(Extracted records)
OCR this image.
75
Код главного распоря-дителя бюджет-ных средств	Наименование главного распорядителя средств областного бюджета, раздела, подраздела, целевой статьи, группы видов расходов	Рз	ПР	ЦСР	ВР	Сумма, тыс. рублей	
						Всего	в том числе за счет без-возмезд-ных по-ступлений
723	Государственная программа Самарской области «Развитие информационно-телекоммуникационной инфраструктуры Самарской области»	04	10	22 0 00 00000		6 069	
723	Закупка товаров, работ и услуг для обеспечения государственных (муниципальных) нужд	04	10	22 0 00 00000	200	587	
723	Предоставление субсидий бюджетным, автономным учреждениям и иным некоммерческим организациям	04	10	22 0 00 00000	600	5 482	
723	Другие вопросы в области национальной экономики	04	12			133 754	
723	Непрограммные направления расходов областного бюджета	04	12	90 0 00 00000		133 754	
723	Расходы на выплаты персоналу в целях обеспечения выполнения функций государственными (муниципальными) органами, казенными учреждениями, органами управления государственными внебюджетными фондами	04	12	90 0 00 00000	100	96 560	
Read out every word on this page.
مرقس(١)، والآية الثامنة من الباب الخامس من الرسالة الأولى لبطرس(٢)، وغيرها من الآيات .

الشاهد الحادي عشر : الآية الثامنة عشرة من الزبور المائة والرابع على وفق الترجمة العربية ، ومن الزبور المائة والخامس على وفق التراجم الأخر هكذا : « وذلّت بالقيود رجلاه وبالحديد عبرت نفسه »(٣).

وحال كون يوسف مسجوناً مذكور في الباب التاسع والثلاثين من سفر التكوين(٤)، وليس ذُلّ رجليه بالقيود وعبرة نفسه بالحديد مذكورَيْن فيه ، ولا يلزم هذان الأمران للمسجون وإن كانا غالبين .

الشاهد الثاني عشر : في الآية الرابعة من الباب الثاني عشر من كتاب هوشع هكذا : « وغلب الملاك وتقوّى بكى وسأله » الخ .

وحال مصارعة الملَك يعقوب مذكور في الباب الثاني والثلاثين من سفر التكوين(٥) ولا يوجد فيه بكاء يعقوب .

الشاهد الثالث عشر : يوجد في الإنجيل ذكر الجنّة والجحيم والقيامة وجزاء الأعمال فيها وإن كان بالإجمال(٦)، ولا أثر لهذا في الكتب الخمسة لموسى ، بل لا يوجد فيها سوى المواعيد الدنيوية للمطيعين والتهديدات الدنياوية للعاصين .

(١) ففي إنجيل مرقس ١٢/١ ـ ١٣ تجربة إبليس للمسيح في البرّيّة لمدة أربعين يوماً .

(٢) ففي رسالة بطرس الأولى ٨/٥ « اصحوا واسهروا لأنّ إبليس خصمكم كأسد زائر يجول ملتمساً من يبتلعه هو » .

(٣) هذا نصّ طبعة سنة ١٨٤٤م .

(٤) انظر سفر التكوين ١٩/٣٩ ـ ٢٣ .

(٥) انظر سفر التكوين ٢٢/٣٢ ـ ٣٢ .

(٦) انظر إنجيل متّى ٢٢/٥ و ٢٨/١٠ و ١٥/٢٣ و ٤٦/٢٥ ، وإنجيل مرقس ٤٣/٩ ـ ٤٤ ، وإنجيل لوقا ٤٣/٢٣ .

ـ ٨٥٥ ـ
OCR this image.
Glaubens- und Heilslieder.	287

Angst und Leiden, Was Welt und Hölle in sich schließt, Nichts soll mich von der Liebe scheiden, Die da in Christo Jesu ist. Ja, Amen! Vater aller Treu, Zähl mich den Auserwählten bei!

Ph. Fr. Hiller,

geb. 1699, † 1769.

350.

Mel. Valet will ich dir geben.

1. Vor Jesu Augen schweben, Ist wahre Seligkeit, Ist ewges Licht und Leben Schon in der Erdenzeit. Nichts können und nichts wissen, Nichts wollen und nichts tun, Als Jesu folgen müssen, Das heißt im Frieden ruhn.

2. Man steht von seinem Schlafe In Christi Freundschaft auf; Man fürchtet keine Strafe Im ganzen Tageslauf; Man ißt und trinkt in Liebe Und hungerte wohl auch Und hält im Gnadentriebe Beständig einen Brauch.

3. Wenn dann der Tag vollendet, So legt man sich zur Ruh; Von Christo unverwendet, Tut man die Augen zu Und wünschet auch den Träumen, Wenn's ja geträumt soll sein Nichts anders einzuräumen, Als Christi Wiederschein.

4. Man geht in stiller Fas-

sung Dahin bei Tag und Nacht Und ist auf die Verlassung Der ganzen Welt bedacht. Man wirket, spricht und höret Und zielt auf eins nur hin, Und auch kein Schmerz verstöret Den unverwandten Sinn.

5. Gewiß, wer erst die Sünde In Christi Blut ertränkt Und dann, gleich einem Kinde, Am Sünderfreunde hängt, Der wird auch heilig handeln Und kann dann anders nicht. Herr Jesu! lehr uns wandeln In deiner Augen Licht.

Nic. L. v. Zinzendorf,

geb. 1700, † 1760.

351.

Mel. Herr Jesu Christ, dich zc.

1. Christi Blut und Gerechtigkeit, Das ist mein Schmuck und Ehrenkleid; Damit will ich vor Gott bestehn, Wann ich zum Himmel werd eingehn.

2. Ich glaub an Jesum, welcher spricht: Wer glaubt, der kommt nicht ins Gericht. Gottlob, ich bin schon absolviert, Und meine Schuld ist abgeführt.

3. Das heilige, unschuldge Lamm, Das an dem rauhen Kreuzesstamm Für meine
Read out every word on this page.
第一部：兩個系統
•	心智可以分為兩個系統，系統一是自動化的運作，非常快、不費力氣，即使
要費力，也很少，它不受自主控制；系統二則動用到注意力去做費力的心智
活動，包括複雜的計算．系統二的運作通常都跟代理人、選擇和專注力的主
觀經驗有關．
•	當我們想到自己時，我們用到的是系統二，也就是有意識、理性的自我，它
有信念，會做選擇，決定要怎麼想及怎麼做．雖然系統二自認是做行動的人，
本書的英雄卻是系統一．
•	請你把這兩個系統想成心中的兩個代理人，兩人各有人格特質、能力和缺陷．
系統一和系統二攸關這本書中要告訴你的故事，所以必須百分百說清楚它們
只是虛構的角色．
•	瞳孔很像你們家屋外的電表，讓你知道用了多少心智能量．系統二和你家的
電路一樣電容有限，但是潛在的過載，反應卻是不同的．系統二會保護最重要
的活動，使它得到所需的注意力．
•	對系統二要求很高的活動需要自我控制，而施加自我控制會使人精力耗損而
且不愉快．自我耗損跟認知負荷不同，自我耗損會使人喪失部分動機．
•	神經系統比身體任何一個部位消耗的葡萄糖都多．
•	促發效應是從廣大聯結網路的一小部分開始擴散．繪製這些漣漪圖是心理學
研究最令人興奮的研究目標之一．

◆ **WHAT THE EXERCISE ASKS**: Go over the records above line by line and count those holding the word "التكوين". Reply only with the number.

◆ **RESPONSE FOR THIS EXERCISE**: 4